## Begin PROVIDED DATA

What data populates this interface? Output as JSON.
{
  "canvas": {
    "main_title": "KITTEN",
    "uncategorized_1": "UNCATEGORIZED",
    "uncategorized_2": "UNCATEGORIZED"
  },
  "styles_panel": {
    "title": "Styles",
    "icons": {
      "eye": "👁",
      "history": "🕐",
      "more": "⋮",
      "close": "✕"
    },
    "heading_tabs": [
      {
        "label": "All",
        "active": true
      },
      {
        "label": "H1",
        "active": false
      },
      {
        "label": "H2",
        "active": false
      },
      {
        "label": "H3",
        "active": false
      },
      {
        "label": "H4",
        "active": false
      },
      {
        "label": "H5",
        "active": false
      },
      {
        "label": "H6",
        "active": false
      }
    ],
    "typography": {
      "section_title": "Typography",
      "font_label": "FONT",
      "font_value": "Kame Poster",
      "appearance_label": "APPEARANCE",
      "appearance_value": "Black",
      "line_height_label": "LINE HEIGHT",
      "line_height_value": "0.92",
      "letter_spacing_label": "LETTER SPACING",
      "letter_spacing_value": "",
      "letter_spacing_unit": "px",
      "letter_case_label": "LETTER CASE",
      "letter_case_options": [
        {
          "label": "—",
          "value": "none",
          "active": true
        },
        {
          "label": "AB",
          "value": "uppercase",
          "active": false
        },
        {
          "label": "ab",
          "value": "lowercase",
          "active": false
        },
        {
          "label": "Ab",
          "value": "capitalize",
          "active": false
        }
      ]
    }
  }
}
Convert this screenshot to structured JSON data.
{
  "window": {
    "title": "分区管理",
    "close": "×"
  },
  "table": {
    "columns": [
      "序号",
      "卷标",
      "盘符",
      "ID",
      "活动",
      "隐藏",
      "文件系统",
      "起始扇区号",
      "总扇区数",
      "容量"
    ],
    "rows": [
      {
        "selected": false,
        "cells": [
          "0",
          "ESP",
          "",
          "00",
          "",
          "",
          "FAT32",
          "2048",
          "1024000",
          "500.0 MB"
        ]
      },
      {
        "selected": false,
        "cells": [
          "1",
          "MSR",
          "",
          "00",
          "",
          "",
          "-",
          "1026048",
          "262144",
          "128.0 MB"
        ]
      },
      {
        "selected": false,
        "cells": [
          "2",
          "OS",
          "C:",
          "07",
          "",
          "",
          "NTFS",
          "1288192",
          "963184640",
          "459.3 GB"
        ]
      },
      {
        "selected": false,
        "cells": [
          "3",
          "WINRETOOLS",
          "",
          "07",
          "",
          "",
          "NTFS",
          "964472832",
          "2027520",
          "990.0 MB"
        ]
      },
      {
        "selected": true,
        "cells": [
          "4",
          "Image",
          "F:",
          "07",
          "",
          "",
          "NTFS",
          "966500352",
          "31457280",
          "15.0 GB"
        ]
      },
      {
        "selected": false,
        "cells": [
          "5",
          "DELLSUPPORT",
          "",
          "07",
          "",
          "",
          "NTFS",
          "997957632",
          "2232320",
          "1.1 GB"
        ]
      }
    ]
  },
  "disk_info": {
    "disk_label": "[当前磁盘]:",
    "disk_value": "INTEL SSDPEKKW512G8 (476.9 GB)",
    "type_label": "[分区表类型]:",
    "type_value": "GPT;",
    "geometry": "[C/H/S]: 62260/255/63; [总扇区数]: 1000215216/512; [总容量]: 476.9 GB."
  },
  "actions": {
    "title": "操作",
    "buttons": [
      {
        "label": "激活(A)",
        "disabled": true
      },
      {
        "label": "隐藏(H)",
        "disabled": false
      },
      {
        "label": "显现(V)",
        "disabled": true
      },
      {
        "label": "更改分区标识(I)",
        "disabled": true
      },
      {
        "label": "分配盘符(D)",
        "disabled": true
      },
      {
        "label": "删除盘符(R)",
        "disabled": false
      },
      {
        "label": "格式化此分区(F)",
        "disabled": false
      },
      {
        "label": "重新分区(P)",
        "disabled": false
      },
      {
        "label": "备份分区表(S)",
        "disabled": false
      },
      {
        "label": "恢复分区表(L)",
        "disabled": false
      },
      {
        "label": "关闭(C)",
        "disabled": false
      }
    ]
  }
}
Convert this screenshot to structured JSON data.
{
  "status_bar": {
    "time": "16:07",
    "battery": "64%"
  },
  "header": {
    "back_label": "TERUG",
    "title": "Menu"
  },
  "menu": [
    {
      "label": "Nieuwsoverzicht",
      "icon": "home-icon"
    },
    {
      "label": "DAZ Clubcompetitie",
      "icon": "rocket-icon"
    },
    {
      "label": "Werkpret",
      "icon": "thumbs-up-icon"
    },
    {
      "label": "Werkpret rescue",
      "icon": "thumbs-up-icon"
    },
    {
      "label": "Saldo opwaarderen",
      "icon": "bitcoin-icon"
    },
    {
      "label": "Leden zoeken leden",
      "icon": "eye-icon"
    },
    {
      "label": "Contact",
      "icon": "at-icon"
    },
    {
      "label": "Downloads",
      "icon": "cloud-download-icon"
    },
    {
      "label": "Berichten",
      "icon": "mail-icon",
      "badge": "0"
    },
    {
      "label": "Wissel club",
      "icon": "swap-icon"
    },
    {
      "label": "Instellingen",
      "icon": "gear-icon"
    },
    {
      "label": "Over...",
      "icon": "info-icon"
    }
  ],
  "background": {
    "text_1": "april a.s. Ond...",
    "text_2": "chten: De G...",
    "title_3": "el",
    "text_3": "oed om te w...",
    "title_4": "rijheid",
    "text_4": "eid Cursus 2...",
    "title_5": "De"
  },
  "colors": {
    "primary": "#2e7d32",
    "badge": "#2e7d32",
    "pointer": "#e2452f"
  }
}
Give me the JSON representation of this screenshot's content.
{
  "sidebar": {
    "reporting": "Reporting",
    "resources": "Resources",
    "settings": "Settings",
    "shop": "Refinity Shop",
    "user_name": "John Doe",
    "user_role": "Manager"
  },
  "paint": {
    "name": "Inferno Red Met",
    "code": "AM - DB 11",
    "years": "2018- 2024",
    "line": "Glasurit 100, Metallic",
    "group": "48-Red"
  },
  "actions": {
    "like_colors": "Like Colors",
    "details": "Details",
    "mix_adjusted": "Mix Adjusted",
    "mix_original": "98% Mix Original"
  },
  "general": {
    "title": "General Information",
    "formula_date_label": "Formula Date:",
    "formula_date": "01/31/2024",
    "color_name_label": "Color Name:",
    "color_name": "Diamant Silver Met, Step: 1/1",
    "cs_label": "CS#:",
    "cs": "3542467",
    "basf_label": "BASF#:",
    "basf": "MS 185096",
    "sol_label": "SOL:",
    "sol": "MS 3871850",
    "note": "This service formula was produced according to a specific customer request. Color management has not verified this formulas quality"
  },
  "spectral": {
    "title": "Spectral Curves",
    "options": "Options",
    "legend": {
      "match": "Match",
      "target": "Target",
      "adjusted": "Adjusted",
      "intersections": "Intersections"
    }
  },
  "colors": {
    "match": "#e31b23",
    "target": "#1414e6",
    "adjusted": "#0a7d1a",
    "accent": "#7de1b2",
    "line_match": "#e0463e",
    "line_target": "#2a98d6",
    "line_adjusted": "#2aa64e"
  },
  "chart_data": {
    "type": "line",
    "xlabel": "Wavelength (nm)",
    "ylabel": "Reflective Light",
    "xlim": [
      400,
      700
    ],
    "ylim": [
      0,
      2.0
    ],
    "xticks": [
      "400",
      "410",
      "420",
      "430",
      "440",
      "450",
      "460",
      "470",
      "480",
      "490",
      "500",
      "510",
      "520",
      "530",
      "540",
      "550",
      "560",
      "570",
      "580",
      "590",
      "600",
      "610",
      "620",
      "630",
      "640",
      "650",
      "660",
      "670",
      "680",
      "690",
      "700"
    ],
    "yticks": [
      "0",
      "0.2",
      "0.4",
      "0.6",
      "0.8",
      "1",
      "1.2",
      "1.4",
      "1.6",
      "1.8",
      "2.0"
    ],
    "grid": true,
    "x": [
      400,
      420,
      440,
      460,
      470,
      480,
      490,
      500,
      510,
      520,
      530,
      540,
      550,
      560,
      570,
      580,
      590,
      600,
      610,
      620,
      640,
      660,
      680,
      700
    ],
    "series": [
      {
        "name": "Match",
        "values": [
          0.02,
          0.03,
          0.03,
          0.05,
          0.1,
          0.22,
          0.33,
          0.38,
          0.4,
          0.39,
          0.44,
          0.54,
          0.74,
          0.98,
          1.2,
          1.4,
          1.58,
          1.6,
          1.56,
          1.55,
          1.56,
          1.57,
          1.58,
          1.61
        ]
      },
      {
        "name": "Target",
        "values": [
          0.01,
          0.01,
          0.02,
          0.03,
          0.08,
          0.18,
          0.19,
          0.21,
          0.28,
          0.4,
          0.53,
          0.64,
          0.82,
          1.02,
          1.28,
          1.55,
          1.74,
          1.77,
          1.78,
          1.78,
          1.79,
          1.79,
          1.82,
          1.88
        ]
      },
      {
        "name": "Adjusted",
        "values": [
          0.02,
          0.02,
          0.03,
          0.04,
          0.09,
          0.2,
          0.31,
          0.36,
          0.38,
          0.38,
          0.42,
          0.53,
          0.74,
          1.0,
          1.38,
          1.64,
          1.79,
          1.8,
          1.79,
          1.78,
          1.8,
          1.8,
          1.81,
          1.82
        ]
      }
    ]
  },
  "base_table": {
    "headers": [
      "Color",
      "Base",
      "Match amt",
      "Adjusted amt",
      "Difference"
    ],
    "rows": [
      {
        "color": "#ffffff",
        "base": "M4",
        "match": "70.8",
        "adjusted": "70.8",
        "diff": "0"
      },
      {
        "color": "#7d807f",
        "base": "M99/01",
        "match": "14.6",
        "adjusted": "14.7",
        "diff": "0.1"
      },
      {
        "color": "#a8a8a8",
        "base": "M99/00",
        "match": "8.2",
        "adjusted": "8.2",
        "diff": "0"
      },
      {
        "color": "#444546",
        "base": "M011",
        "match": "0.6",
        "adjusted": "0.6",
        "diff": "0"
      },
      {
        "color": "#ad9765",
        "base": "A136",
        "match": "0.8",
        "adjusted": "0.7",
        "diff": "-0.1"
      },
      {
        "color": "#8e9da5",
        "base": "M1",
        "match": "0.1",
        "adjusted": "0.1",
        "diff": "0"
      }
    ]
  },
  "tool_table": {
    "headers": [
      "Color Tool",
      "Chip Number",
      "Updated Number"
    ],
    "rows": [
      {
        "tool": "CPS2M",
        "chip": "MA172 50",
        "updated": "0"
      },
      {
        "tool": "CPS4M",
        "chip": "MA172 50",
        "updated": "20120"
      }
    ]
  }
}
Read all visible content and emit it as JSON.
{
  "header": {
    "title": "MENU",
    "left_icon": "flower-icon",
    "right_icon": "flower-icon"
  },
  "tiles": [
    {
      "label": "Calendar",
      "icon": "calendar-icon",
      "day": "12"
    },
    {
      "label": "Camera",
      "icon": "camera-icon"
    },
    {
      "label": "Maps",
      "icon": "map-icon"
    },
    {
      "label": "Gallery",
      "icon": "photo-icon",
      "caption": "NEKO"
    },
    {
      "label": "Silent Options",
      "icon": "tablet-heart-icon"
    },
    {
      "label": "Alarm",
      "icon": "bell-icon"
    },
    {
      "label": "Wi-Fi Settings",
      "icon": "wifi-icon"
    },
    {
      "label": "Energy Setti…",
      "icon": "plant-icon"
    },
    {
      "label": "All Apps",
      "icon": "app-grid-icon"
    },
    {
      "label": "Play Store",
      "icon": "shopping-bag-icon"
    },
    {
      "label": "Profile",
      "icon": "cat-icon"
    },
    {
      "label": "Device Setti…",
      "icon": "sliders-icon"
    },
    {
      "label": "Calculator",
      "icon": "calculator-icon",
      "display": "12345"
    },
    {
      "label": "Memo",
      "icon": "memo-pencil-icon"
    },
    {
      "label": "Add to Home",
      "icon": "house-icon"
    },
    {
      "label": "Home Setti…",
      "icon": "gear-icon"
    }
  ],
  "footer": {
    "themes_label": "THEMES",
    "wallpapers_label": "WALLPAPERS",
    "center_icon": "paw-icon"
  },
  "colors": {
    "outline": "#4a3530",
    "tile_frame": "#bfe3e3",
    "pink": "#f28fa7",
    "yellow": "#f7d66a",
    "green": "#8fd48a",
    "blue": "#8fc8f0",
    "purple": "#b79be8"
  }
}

## End PROVIDED DATA

Pull out and copy each line containing the string "content".

> [WORKED ANSWER]:
Give me the JSON representation of this screenshot's content.
Read all visible content and emit it as JSON.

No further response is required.